▼
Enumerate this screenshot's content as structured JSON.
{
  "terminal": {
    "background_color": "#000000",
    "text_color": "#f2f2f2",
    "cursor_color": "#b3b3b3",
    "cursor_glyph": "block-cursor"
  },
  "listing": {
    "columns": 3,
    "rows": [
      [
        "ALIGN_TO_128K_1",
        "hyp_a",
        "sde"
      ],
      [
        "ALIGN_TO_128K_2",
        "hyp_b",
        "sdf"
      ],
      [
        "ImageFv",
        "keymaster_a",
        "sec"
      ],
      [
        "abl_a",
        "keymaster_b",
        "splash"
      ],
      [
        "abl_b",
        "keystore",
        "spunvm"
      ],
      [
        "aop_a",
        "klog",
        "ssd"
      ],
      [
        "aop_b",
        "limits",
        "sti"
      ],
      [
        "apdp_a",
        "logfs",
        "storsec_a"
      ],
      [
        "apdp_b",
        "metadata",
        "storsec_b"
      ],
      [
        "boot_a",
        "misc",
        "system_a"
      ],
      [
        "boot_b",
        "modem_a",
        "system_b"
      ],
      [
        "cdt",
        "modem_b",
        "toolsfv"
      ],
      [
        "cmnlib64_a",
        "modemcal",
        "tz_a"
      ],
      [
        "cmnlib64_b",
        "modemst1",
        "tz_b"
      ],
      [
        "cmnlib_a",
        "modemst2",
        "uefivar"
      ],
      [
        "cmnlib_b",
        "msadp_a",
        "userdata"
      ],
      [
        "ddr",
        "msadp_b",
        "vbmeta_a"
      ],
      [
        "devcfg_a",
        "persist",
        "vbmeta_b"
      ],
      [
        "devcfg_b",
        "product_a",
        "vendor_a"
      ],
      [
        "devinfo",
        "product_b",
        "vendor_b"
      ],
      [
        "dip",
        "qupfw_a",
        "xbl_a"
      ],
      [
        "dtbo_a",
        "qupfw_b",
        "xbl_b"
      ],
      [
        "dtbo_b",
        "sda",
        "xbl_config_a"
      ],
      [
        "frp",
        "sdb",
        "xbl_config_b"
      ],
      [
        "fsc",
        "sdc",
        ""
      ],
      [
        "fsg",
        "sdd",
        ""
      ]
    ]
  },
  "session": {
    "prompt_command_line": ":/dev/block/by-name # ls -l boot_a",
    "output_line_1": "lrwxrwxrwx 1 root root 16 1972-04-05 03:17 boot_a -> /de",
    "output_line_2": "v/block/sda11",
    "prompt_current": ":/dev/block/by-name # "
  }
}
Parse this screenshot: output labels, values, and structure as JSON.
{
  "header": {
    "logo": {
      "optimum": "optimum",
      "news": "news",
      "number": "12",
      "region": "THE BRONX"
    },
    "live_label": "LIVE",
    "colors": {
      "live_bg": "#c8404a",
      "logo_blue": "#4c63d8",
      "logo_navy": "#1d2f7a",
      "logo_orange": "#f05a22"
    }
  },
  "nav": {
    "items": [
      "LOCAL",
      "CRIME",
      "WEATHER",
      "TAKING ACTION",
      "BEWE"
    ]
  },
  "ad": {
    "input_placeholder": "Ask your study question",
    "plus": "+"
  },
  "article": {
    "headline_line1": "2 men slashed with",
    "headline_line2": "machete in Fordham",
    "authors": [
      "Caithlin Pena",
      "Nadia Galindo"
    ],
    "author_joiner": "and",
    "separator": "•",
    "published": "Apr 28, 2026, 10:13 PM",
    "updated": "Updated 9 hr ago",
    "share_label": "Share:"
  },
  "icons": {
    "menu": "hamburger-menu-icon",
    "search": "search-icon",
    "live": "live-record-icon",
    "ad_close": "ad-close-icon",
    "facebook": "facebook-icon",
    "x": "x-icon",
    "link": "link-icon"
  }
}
▲
> _Goal_:
Tally up how many lines in the preceding listing contain the word "JSON". Give nothing but the number.

> _Result of the task_:
2